WHAT THIS TASK INVOLVES:
Select lines where the word "الزمر" appears.

SUPPLIED RECORDS:
# # # # # # #
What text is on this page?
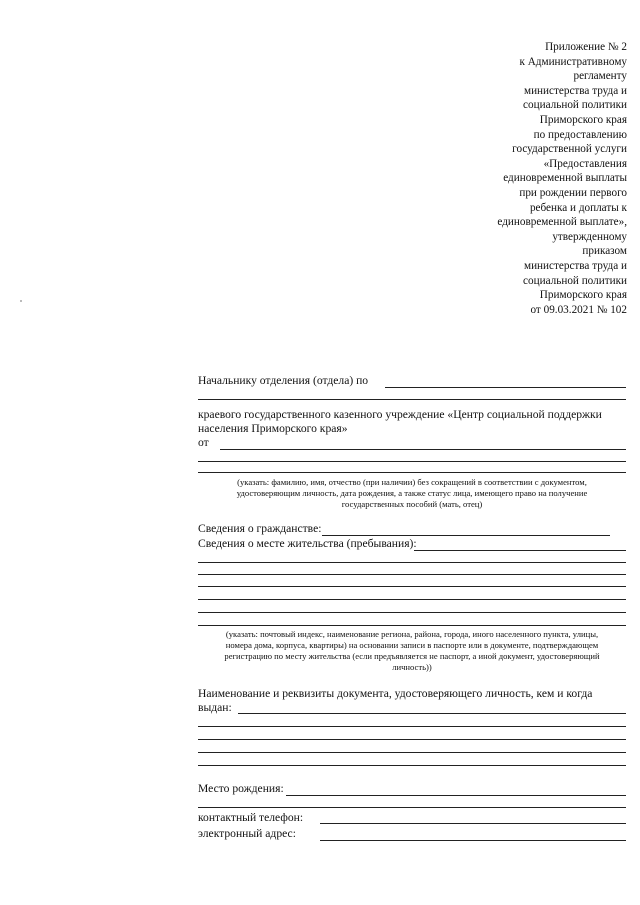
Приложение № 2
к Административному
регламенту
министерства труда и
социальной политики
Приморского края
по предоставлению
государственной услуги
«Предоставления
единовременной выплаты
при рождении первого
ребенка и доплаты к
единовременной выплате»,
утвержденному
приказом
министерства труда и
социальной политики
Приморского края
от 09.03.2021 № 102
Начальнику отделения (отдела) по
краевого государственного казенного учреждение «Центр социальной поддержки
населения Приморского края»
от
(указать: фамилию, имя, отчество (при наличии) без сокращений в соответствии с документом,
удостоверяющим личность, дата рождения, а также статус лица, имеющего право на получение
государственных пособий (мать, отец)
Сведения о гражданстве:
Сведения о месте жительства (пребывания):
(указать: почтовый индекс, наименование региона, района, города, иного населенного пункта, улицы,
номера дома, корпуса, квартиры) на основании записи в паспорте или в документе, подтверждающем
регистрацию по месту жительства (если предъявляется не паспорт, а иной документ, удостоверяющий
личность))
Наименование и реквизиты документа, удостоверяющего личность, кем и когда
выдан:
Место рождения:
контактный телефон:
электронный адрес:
# # # # # # #
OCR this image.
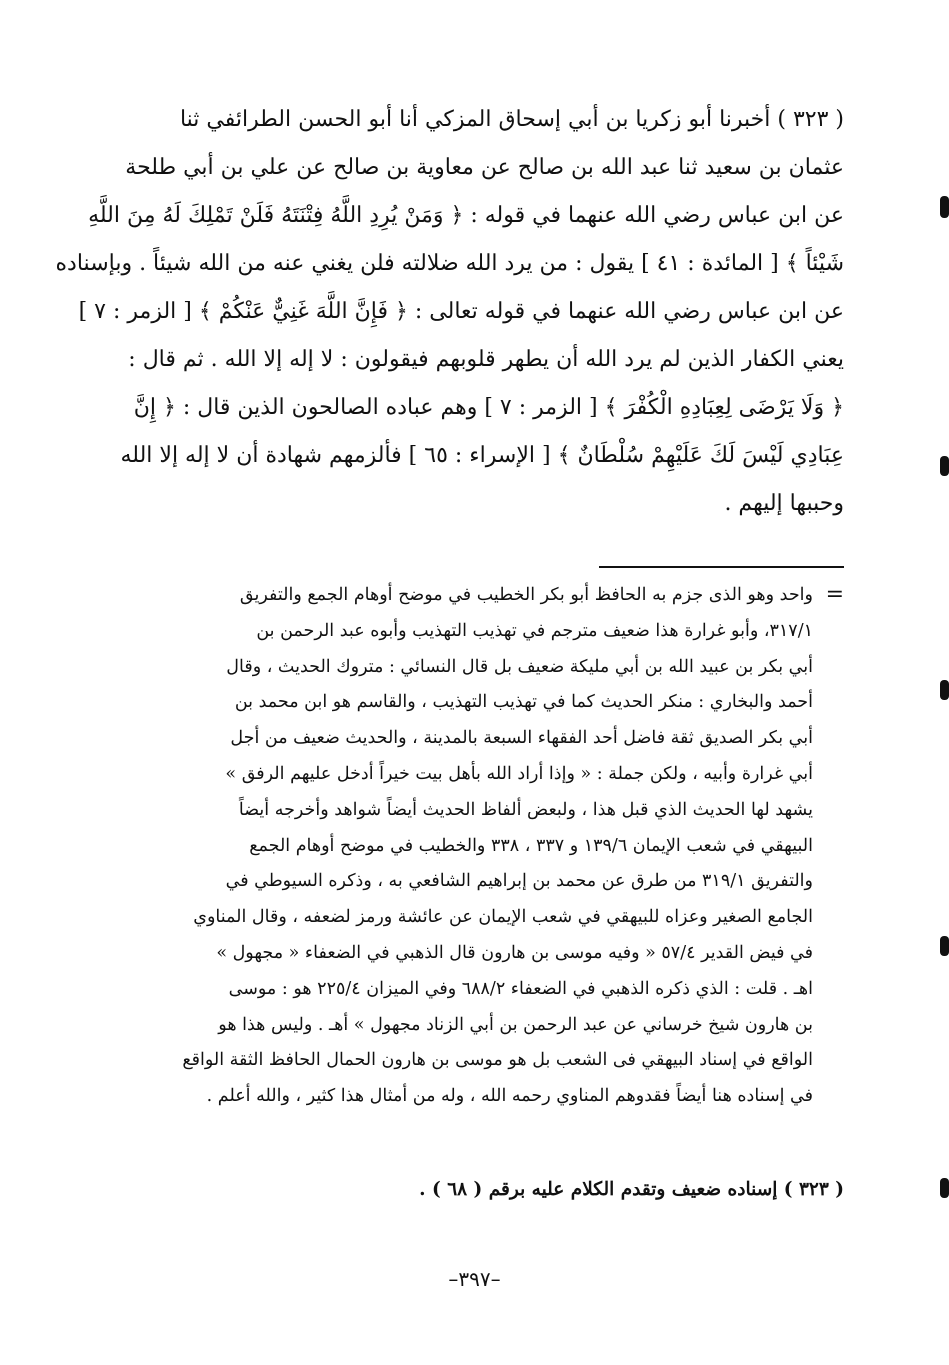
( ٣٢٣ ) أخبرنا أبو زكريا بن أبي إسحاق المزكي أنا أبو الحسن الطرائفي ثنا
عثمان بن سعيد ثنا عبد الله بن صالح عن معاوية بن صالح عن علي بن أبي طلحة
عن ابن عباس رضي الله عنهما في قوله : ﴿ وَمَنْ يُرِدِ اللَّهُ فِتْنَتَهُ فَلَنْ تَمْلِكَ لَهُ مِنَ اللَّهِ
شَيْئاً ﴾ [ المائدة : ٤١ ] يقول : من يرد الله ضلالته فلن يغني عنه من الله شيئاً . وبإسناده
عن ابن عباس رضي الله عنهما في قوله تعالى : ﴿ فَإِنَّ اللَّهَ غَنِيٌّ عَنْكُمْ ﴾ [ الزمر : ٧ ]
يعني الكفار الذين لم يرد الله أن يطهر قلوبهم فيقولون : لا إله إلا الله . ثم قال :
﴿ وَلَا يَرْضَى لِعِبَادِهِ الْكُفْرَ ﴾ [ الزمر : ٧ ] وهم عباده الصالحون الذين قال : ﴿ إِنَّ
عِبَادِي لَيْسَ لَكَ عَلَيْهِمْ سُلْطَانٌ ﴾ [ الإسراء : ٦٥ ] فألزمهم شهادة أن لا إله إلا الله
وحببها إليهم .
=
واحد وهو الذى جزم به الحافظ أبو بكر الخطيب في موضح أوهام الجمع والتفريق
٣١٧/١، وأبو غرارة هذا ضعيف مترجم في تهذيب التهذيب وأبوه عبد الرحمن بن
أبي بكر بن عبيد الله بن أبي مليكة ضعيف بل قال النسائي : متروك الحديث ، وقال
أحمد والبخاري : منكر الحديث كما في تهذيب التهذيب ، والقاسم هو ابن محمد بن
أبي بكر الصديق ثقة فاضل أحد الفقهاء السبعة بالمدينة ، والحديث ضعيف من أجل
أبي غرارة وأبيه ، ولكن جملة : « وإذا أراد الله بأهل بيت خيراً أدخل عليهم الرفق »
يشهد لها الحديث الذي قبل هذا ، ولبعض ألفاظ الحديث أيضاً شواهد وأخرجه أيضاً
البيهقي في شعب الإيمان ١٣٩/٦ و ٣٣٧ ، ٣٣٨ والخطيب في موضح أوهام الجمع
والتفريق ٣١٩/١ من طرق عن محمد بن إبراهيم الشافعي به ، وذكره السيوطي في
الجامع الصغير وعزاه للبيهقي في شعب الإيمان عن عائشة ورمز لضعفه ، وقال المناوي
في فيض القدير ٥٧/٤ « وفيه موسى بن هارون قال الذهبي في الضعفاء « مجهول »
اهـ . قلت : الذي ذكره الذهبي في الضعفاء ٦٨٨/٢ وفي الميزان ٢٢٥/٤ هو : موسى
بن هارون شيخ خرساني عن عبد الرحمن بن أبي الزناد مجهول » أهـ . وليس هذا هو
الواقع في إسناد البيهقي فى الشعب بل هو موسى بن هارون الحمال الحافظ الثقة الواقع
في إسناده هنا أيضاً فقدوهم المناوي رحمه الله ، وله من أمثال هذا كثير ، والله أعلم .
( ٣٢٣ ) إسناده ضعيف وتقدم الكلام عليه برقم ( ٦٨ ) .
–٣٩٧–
# # # # # # #
SOLUTION TO THIS TASK:
عن ابن عباس رضي الله عنهما في قوله تعالى : ﴿ فَإِنَّ اللَّهَ غَنِيٌّ عَنْكُمْ ﴾ [ الزمر : ٧ ]
﴿ وَلَا يَرْضَى لِعِبَادِهِ الْكُفْرَ ﴾ [ الزمر : ٧ ] وهم عباده الصالحون الذين قال : ﴿ إِنَّ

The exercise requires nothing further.